DESCRIPTION OF THE TASK - Copy out every line of the items below word for word, without the pictures.

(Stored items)
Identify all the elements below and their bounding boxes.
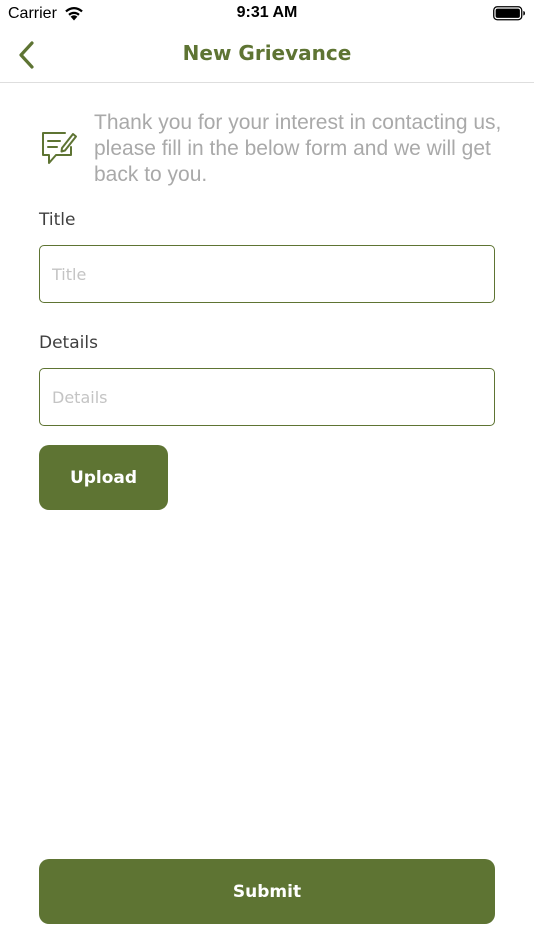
details-label: Details [39, 333, 98, 353]
title-label: Title [39, 210, 76, 230]
details-input[interactable] [39, 368, 495, 426]
page-title: New Grievance [182, 41, 352, 65]
status-time: 9:31 AM [236, 4, 298, 21]
submit-button[interactable]: Submit [39, 859, 495, 924]
battery-icon [493, 6, 526, 25]
intro-message: Thank you for your interest in contactin… [94, 111, 502, 186]
status-bar: Carrier 9:31 AM [0, 0, 534, 28]
message-edit-icon [40, 130, 78, 170]
upload-button[interactable]: Upload [39, 445, 168, 510]
navigation-bar: New Grievance [0, 28, 534, 83]
new-grievance-screen: Carrier 9:31 AM New Grievance Thank you … [0, 0, 534, 950]
title-input[interactable] [39, 245, 495, 303]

WRITTEN REPLY -
Identify all the elements below and their bounding boxes.
details-label: Details [39, 333, 98, 353]
title-label: Title [39, 210, 76, 230]
details-input[interactable] [39, 368, 495, 426]
page-title: New Grievance [182, 41, 352, 65]
status-time: 9:31 AM [236, 4, 298, 21]
submit-button[interactable]: Submit [39, 859, 495, 924]
battery-icon [493, 6, 526, 25]
intro-message: Thank you for your interest in contactin… [94, 111, 502, 186]
status-bar: Carrier 9:31 AM [0, 0, 534, 28]
message-edit-icon [40, 130, 78, 170]
upload-button[interactable]: Upload [39, 445, 168, 510]
navigation-bar: New Grievance [0, 28, 534, 83]
new-grievance-screen: Carrier 9:31 AM New Grievance Thank you … [0, 0, 534, 950]
title-input[interactable] [39, 245, 495, 303]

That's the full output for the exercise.